-- Start --
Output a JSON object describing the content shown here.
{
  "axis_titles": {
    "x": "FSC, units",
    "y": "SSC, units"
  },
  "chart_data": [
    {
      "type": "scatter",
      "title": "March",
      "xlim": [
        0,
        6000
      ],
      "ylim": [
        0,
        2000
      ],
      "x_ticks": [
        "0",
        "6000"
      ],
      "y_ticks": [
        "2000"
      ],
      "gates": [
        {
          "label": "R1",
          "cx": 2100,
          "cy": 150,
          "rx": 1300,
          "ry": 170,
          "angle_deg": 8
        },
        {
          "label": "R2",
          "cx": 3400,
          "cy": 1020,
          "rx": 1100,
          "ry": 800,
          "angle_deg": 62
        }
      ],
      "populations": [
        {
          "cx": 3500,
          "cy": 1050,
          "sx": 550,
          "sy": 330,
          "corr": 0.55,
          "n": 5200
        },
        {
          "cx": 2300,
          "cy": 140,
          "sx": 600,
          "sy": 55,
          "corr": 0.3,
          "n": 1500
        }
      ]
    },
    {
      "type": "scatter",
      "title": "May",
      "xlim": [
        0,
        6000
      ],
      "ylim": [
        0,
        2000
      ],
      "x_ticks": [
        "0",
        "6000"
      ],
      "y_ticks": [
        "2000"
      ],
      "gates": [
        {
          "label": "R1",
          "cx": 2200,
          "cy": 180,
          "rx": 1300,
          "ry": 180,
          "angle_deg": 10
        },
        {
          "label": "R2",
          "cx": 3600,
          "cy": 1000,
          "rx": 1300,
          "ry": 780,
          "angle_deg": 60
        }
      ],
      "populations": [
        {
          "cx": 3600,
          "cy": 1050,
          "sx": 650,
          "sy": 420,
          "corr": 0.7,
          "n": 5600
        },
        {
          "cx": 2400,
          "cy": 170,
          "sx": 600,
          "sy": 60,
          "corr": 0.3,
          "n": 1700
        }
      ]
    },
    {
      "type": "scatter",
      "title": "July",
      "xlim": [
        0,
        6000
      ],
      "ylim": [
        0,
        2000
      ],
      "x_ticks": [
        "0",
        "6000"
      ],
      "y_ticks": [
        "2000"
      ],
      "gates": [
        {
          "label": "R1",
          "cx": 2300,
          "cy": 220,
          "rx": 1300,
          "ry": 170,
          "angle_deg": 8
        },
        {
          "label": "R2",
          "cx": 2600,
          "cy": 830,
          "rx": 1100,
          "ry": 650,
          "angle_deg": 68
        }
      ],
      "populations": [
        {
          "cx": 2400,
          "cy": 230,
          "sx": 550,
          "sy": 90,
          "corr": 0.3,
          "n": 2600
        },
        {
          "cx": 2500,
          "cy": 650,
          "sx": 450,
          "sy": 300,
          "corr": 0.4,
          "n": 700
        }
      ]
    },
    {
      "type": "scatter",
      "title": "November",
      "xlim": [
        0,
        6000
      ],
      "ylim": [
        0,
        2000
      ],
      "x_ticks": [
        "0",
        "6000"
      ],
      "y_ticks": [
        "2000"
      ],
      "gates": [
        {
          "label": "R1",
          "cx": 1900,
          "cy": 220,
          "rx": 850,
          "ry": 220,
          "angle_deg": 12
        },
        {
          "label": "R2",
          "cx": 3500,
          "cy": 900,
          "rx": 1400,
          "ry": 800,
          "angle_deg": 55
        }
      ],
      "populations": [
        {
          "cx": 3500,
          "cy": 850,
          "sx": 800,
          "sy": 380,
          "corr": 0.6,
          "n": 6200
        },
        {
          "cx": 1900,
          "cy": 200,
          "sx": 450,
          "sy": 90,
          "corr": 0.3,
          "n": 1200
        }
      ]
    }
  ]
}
-- End --
→ **GIVEN REQUEST**
Each line of the listing should be echoed back exactly.

→ **RESULT FOR THIS EXERCISE**
Output a JSON object describing the content shown here.
{
  "axis_titles": {
    "x": "FSC, units",
    "y": "SSC, units"
  },
  "chart_data": [
    {
      "type": "scatter",
      "title": "March",
      "xlim": [
        0,
        6000
      ],
      "ylim": [
        0,
        2000
      ],
      "x_ticks": [
        "0",
        "6000"
      ],
      "y_ticks": [
        "2000"
      ],
      "gates": [
        {
          "label": "R1",
          "cx": 2100,
          "cy": 150,
          "rx": 1300,
          "ry": 170,
          "angle_deg": 8
        },
        {
          "label": "R2",
          "cx": 3400,
          "cy": 1020,
          "rx": 1100,
          "ry": 800,
          "angle_deg": 62
        }
      ],
      "populations": [
        {
          "cx": 3500,
          "cy": 1050,
          "sx": 550,
          "sy": 330,
          "corr": 0.55,
          "n": 5200
        },
        {
          "cx": 2300,
          "cy": 140,
          "sx": 600,
          "sy": 55,
          "corr": 0.3,
          "n": 1500
        }
      ]
    },
    {
      "type": "scatter",
      "title": "May",
      "xlim": [
        0,
        6000
      ],
      "ylim": [
        0,
        2000
      ],
      "x_ticks": [
        "0",
        "6000"
      ],
      "y_ticks": [
        "2000"
      ],
      "gates": [
        {
          "label": "R1",
          "cx": 2200,
          "cy": 180,
          "rx": 1300,
          "ry": 180,
          "angle_deg": 10
        },
        {
          "label": "R2",
          "cx": 3600,
          "cy": 1000,
          "rx": 1300,
          "ry": 780,
          "angle_deg": 60
        }
      ],
      "populations": [
        {
          "cx": 3600,
          "cy": 1050,
          "sx": 650,
          "sy": 420,
          "corr": 0.7,
          "n": 5600
        },
        {
          "cx": 2400,
          "cy": 170,
          "sx": 600,
          "sy": 60,
          "corr": 0.3,
          "n": 1700
        }
      ]
    },
    {
      "type": "scatter",
      "title": "July",
      "xlim": [
        0,
        6000
      ],
      "ylim": [
        0,
        2000
      ],
      "x_ticks": [
        "0",
        "6000"
      ],
      "y_ticks": [
        "2000"
      ],
      "gates": [
        {
          "label": "R1",
          "cx": 2300,
          "cy": 220,
          "rx": 1300,
          "ry": 170,
          "angle_deg": 8
        },
        {
          "label": "R2",
          "cx": 2600,
          "cy": 830,
          "rx": 1100,
          "ry": 650,
          "angle_deg": 68
        }
      ],
      "populations": [
        {
          "cx": 2400,
          "cy": 230,
          "sx": 550,
          "sy": 90,
          "corr": 0.3,
          "n": 2600
        },
        {
          "cx": 2500,
          "cy": 650,
          "sx": 450,
          "sy": 300,
          "corr": 0.4,
          "n": 700
        }
      ]
    },
    {
      "type": "scatter",
      "title": "November",
      "xlim": [
        0,
        6000
      ],
      "ylim": [
        0,
        2000
      ],
      "x_ticks": [
        "0",
        "6000"
      ],
      "y_ticks": [
        "2000"
      ],
      "gates": [
        {
          "label": "R1",
          "cx": 1900,
          "cy": 220,
          "rx": 850,
          "ry": 220,
          "angle_deg": 12
        },
        {
          "label": "R2",
          "cx": 3500,
          "cy": 900,
          "rx": 1400,
          "ry": 800,
          "angle_deg": 55
        }
      ],
      "populations": [
        {
          "cx": 3500,
          "cy": 850,
          "sx": 800,
          "sy": 380,
          "corr": 0.6,
          "n": 6200
        },
        {
          "cx": 1900,
          "cy": 200,
          "sx": 450,
          "sy": 90,
          "corr": 0.3,
          "n": 1200
        }
      ]
    }
  ]
}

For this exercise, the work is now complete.